Pick out every line with the word "title" and copy it.

[start of Data section]

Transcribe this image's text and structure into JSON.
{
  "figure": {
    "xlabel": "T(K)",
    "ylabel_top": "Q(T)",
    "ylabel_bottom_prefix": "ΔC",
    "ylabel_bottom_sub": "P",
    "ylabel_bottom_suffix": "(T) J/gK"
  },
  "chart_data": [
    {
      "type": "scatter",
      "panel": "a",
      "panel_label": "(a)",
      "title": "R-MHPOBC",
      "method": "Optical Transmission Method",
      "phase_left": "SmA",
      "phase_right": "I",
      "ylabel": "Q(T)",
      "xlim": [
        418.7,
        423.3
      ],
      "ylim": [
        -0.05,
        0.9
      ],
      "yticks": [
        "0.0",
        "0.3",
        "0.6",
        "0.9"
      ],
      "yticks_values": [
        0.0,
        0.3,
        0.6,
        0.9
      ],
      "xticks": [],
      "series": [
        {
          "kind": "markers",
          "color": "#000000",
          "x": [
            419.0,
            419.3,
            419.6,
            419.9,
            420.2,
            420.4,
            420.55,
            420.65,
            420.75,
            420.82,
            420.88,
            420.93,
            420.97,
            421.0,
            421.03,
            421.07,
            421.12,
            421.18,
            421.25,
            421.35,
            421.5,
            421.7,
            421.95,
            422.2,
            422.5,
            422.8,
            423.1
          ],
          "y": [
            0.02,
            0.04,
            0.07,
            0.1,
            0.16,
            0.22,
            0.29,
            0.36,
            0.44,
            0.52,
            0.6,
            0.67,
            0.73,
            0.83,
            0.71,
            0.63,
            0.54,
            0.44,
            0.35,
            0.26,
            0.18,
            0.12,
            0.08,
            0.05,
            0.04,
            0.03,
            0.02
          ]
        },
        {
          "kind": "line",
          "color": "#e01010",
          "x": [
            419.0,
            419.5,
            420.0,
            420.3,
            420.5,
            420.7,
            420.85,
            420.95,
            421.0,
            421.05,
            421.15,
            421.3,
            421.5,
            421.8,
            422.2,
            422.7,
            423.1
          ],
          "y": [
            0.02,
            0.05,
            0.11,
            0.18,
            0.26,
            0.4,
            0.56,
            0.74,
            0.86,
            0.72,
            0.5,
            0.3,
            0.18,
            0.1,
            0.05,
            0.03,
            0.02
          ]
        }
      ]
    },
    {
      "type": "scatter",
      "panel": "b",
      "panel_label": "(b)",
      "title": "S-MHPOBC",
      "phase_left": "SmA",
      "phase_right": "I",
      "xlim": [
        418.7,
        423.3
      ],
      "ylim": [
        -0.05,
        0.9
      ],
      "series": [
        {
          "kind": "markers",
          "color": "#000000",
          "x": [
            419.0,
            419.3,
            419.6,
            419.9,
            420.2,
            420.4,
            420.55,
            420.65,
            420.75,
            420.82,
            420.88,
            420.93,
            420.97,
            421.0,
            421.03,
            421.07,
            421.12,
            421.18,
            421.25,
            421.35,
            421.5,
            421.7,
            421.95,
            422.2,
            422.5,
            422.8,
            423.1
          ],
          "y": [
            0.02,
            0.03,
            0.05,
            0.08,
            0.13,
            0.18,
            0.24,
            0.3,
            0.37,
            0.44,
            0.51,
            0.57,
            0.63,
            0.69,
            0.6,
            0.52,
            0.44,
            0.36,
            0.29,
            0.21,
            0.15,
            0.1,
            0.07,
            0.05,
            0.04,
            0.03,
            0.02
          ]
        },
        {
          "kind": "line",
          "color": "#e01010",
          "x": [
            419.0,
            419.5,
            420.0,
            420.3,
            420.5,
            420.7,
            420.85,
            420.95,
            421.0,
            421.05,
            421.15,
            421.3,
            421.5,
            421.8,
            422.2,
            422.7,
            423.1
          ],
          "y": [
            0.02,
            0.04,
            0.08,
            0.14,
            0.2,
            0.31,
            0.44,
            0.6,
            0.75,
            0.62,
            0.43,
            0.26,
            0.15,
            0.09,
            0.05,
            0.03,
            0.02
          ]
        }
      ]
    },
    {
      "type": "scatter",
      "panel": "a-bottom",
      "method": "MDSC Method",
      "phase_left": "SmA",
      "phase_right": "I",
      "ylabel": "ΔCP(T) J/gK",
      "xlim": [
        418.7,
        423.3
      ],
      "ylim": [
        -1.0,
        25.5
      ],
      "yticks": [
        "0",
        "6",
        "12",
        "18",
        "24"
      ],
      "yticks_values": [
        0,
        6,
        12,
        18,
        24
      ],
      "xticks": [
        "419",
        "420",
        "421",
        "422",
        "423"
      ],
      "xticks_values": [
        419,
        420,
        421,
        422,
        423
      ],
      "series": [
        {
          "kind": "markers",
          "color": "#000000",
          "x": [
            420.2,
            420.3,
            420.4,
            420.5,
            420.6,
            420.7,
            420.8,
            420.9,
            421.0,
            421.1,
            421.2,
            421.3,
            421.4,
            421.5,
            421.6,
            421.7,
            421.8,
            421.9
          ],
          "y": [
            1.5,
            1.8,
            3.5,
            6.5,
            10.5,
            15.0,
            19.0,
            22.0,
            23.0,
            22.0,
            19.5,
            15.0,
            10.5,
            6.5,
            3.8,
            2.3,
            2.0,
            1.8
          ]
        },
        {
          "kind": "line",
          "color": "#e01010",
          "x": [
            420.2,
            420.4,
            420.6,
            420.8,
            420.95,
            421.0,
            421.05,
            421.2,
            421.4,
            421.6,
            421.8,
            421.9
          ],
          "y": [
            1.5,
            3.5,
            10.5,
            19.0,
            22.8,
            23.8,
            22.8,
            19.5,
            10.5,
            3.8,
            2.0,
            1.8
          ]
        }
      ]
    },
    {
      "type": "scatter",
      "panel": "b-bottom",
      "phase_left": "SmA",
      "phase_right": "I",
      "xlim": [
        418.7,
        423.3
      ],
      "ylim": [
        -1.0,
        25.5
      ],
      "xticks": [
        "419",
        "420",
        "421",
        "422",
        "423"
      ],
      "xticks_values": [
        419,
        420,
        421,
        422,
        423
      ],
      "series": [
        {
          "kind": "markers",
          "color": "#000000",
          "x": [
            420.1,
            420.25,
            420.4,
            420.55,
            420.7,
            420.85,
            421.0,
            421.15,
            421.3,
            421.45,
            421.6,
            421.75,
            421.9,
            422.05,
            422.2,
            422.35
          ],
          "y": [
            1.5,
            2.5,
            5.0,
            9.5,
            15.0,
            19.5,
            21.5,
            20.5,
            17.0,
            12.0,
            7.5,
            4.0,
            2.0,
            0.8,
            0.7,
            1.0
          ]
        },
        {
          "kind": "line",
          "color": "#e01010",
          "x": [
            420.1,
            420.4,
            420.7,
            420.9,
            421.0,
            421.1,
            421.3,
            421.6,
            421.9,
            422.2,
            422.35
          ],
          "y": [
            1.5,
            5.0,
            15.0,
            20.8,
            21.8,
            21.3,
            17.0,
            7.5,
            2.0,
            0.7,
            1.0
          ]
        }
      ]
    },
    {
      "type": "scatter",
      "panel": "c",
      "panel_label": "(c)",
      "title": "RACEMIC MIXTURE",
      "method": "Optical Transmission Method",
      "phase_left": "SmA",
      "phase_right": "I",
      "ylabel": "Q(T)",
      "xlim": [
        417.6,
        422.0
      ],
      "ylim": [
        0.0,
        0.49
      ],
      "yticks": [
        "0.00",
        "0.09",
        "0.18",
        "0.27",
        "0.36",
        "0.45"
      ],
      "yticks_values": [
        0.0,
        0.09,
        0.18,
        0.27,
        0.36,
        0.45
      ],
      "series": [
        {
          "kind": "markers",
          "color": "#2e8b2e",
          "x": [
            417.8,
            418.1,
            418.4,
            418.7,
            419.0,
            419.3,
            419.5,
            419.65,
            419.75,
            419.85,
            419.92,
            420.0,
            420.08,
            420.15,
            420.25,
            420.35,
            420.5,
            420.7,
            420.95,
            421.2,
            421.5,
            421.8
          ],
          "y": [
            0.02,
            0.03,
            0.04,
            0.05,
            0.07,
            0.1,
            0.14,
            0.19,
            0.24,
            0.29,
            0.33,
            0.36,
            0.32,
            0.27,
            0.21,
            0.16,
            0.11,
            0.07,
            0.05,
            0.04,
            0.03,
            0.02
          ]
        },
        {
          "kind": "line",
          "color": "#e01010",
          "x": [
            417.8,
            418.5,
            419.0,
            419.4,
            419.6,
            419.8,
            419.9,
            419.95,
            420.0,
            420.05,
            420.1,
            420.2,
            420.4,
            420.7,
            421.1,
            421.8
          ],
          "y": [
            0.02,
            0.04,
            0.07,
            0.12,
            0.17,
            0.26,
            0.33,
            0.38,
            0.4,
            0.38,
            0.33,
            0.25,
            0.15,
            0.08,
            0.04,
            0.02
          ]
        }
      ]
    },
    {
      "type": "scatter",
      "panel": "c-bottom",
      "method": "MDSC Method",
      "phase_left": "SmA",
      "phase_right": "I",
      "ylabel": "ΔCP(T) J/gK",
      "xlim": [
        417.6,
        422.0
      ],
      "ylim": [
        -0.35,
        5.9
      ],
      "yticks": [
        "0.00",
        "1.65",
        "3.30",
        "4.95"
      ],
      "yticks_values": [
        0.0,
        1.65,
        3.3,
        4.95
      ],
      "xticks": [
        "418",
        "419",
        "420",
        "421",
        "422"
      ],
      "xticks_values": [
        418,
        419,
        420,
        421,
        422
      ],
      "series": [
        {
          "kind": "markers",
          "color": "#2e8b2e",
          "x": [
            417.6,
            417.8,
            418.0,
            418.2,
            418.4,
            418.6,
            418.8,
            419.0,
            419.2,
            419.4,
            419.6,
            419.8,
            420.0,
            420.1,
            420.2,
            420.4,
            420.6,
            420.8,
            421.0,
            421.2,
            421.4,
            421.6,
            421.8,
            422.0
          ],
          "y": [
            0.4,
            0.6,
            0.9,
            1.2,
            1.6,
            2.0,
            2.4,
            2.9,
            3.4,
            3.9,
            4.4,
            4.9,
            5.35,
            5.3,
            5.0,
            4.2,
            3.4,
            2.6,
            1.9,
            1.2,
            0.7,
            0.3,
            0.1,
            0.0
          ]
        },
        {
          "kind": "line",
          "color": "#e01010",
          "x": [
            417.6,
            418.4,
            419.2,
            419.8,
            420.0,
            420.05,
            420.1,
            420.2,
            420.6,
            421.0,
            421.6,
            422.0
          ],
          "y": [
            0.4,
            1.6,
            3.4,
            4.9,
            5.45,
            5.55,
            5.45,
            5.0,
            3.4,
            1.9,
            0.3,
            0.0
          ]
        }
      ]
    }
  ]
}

[end of Data section]

Completed task:
      "title": "R-MHPOBC",
      "title": "S-MHPOBC",
      "title": "RACEMIC MIXTURE",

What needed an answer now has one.